Saved entries
#####

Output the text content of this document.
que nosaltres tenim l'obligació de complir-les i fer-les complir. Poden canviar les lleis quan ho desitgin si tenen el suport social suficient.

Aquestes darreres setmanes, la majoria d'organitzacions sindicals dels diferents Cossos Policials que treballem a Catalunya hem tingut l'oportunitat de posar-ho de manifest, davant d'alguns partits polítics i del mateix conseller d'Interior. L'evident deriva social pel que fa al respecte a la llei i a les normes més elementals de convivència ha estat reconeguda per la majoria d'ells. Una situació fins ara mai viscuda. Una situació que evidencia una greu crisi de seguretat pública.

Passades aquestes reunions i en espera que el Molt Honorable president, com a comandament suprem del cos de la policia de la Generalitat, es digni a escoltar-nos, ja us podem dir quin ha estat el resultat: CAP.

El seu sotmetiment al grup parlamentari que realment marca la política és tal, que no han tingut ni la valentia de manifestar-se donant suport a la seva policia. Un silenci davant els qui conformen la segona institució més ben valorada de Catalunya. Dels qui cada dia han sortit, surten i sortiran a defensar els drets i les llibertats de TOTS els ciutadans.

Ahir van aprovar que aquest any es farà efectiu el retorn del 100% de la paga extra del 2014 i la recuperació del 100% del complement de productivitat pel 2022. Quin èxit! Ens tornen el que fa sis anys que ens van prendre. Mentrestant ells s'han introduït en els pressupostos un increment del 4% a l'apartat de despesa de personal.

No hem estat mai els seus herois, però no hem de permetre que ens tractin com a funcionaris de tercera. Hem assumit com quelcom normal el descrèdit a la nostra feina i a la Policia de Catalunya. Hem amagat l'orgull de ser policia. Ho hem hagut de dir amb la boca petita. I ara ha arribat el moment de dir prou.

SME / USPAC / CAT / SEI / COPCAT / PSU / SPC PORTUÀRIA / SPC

#####

■ EXERCISE OBJECTIVE: Extract all of the data above and output it character for character.

■ SOLUTION TO THE PROBLEM:
Output the text content of this document.
que nosaltres tenim l'obligació de complir-les i fer-les complir. Poden canviar les lleis quan ho desitgin si tenen el suport social suficient.

Aquestes darreres setmanes, la majoria d'organitzacions sindicals dels diferents Cossos Policials que treballem a Catalunya hem tingut l'oportunitat de posar-ho de manifest, davant d'alguns partits polítics i del mateix conseller d'Interior. L'evident deriva social pel que fa al respecte a la llei i a les normes més elementals de convivència ha estat reconeguda per la majoria d'ells. Una situació fins ara mai viscuda. Una situació que evidencia una greu crisi de seguretat pública.

Passades aquestes reunions i en espera que el Molt Honorable president, com a comandament suprem del cos de la policia de la Generalitat, es digni a escoltar-nos, ja us podem dir quin ha estat el resultat: CAP.

El seu sotmetiment al grup parlamentari que realment marca la política és tal, que no han tingut ni la valentia de manifestar-se donant suport a la seva policia. Un silenci davant els qui conformen la segona institució més ben valorada de Catalunya. Dels qui cada dia han sortit, surten i sortiran a defensar els drets i les llibertats de TOTS els ciutadans.

Ahir van aprovar que aquest any es farà efectiu el retorn del 100% de la paga extra del 2014 i la recuperació del 100% del complement de productivitat pel 2022. Quin èxit! Ens tornen el que fa sis anys que ens van prendre. Mentrestant ells s'han introduït en els pressupostos un increment del 4% a l'apartat de despesa de personal.

No hem estat mai els seus herois, però no hem de permetre que ens tractin com a funcionaris de tercera. Hem assumit com quelcom normal el descrèdit a la nostra feina i a la Policia de Catalunya. Hem amagat l'orgull de ser policia. Ho hem hagut de dir amb la boca petita. I ara ha arribat el moment de dir prou.

SME / USPAC / CAT / SEI / COPCAT / PSU / SPC PORTUÀRIA / SPC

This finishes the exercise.